Brief -> Omit all pictures. Copy the rest of the material exactly.

Lines of data ->
---------------
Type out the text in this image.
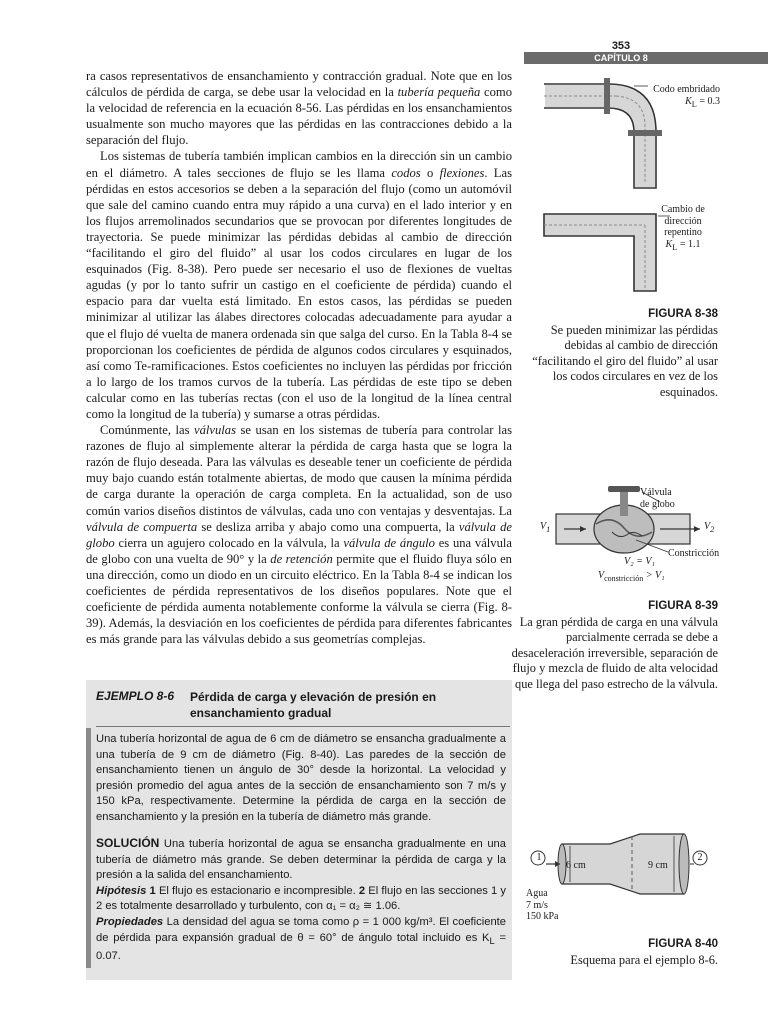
353
CAPÍTULO 8

ra casos representativos de ensanchamiento y contracción gradual. Note que en los cálculos de pérdida de carga, se debe usar la velocidad en la tubería pequeña como la velocidad de referencia en la ecuación 8-56. Las pérdidas en los ensanchamientos usualmente son mucho mayores que las pérdidas en las contracciones debido a la separación del flujo.

Los sistemas de tubería también implican cambios en la dirección sin un cambio en el diámetro. A tales secciones de flujo se les llama codos o flexiones. Las pérdidas en estos accesorios se deben a la separación del flujo (como un automóvil que sale del camino cuando entra muy rápido a una curva) en el lado interior y en los flujos arremolinados secundarios que se provocan por diferentes longitudes de trayectoria. Se puede minimizar las pérdidas debidas al cambio de dirección “facilitando el giro del fluido” al usar los codos circulares en lugar de los esquinados (Fig. 8-38). Pero puede ser necesario el uso de flexiones de vueltas agudas (y por lo tanto sufrir un castigo en el coeficiente de pérdida) cuando el espacio para dar vuelta está limitado. En estos casos, las pérdidas se pueden minimizar al utilizar las álabes directores colocadas adecuadamente para ayudar a que el flujo dé vuelta de manera ordenada sin que salga del curso. En la Tabla 8-4 se proporcionan los coeficientes de pérdida de algunos codos circulares y esquinados, así como Te-ramificaciones. Estos coeficientes no incluyen las pérdidas por fricción a lo largo de los tramos curvos de la tubería. Las pérdidas de este tipo se deben calcular como en las tuberías rectas (con el uso de la longitud de la línea central como la longitud de la tubería) y sumarse a otras pérdidas.

Comúnmente, las válvulas se usan en los sistemas de tubería para controlar las razones de flujo al simplemente alterar la pérdida de carga hasta que se logra la razón de flujo deseada. Para las válvulas es deseable tener un coeficiente de pérdida muy bajo cuando están totalmente abiertas, de modo que causen la mínima pérdida de carga durante la operación de carga completa. En la actualidad, son de uso común varios diseños distintos de válvulas, cada uno con ventajas y desventajas. La válvula de compuerta se desliza arriba y abajo como una compuerta, la válvula de globo cierra un agujero colocado en la válvula, la válvula de ángulo es una válvula de globo con una vuelta de 90° y la de retención permite que el fluido fluya sólo en una dirección, como un diodo en un circuito eléctrico. En la Tabla 8-4 se indican los coeficientes de pérdida representativos de los diseños populares. Note que el coeficiente de pérdida aumenta notablemente conforme la válvula se cierra (Fig. 8-39). Además, la desviación en los coeficientes de pérdida para diferentes fabricantes es más grande para las válvulas debido a sus geometrías complejas.

EJEMPLO 8-6 Pérdida de carga y elevación de presión en ensanchamiento gradual

Una tubería horizontal de agua de 6 cm de diámetro se ensancha gradualmente a una tubería de 9 cm de diámetro (Fig. 8-40). Las paredes de la sección de ensanchamiento tienen un ángulo de 30° desde la horizontal. La velocidad y presión promedio del agua antes de la sección de ensanchamiento son 7 m/s y 150 kPa, respectivamente. Determine la pérdida de carga en la sección de ensanchamiento y la presión en la tubería de diámetro más grande.

SOLUCIÓN Una tubería horizontal de agua se ensancha gradualmente en una tubería de diámetro más grande. Se deben determinar la pérdida de carga y la presión a la salida del ensanchamiento.

Hipótesis 1 El flujo es estacionario e incompresible. 2 El flujo en las secciones 1 y 2 es totalmente desarrollado y turbulento, con α₁ = α₂ ≅ 1.06.

Propiedades La densidad del agua se toma como ρ = 1 000 kg/m³. El coeficiente de pérdida para expansión gradual de θ = 60° de ángulo total incluido es $K_L = 0.07$.

Codo embridado
$K_L = 0.3$
Cambio de
dirección
repentino
$K_L = 1.1$
FIGURA 8-38
Se pueden minimizar las pérdidas debidas al cambio de dirección “facilitando el giro del fluido” al usar los codos circulares en vez de los esquinados.
Válvula
de globo
$V_1$	$V_2$
Constricción
V₂ = V₁
$V_{constricción} > V_1$
FIGURA 8-39
La gran pérdida de carga en una válvula parcialmente cerrada se debe a desaceleración irreversible, separación de flujo y mezcla de fluido de alta velocidad que llega del paso estrecho de la válvula.
1	2
6 cm	9 cm
Agua
7 m/s
150 kPa
FIGURA 8-40
Esquema para el ejemplo 8-6.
---------------
Exercise result ->
Type out the text in this image.
353
CAPÍTULO 8

ra casos representativos de ensanchamiento y contracción gradual. Note que en los cálculos de pérdida de carga, se debe usar la velocidad en la tubería pequeña como la velocidad de referencia en la ecuación 8-56. Las pérdidas en los ensanchamientos usualmente son mucho mayores que las pérdidas en las contracciones debido a la separación del flujo.

Los sistemas de tubería también implican cambios en la dirección sin un cambio en el diámetro. A tales secciones de flujo se les llama codos o flexiones. Las pérdidas en estos accesorios se deben a la separación del flujo (como un automóvil que sale del camino cuando entra muy rápido a una curva) en el lado interior y en los flujos arremolinados secundarios que se provocan por diferentes longitudes de trayectoria. Se puede minimizar las pérdidas debidas al cambio de dirección “facilitando el giro del fluido” al usar los codos circulares en lugar de los esquinados (Fig. 8-38). Pero puede ser necesario el uso de flexiones de vueltas agudas (y por lo tanto sufrir un castigo en el coeficiente de pérdida) cuando el espacio para dar vuelta está limitado. En estos casos, las pérdidas se pueden minimizar al utilizar las álabes directores colocadas adecuadamente para ayudar a que el flujo dé vuelta de manera ordenada sin que salga del curso. En la Tabla 8-4 se proporcionan los coeficientes de pérdida de algunos codos circulares y esquinados, así como Te-ramificaciones. Estos coeficientes no incluyen las pérdidas por fricción a lo largo de los tramos curvos de la tubería. Las pérdidas de este tipo se deben calcular como en las tuberías rectas (con el uso de la longitud de la línea central como la longitud de la tubería) y sumarse a otras pérdidas.

Comúnmente, las válvulas se usan en los sistemas de tubería para controlar las razones de flujo al simplemente alterar la pérdida de carga hasta que se logra la razón de flujo deseada. Para las válvulas es deseable tener un coeficiente de pérdida muy bajo cuando están totalmente abiertas, de modo que causen la mínima pérdida de carga durante la operación de carga completa. En la actualidad, son de uso común varios diseños distintos de válvulas, cada uno con ventajas y desventajas. La válvula de compuerta se desliza arriba y abajo como una compuerta, la válvula de globo cierra un agujero colocado en la válvula, la válvula de ángulo es una válvula de globo con una vuelta de 90° y la de retención permite que el fluido fluya sólo en una dirección, como un diodo en un circuito eléctrico. En la Tabla 8-4 se indican los coeficientes de pérdida representativos de los diseños populares. Note que el coeficiente de pérdida aumenta notablemente conforme la válvula se cierra (Fig. 8-39). Además, la desviación en los coeficientes de pérdida para diferentes fabricantes es más grande para las válvulas debido a sus geometrías complejas.

EJEMPLO 8-6 Pérdida de carga y elevación de presión en ensanchamiento gradual

Una tubería horizontal de agua de 6 cm de diámetro se ensancha gradualmente a una tubería de 9 cm de diámetro (Fig. 8-40). Las paredes de la sección de ensanchamiento tienen un ángulo de 30° desde la horizontal. La velocidad y presión promedio del agua antes de la sección de ensanchamiento son 7 m/s y 150 kPa, respectivamente. Determine la pérdida de carga en la sección de ensanchamiento y la presión en la tubería de diámetro más grande.

SOLUCIÓN Una tubería horizontal de agua se ensancha gradualmente en una tubería de diámetro más grande. Se deben determinar la pérdida de carga y la presión a la salida del ensanchamiento.

Hipótesis 1 El flujo es estacionario e incompresible. 2 El flujo en las secciones 1 y 2 es totalmente desarrollado y turbulento, con α₁ = α₂ ≅ 1.06.

Propiedades La densidad del agua se toma como ρ = 1 000 kg/m³. El coeficiente de pérdida para expansión gradual de θ = 60° de ángulo total incluido es $K_L = 0.07$.

Codo embridado
$K_L = 0.3$
Cambio de
dirección
repentino
$K_L = 1.1$
FIGURA 8-38
Se pueden minimizar las pérdidas debidas al cambio de dirección “facilitando el giro del fluido” al usar los codos circulares en vez de los esquinados.
Válvula
de globo
$V_1$	$V_2$
Constricción
V₂ = V₁
$V_{constricción} > V_1$
FIGURA 8-39
La gran pérdida de carga en una válvula parcialmente cerrada se debe a desaceleración irreversible, separación de flujo y mezcla de fluido de alta velocidad que llega del paso estrecho de la válvula.
1	2
6 cm	9 cm
Agua
7 m/s
150 kPa
FIGURA 8-40
Esquema para el ejemplo 8-6.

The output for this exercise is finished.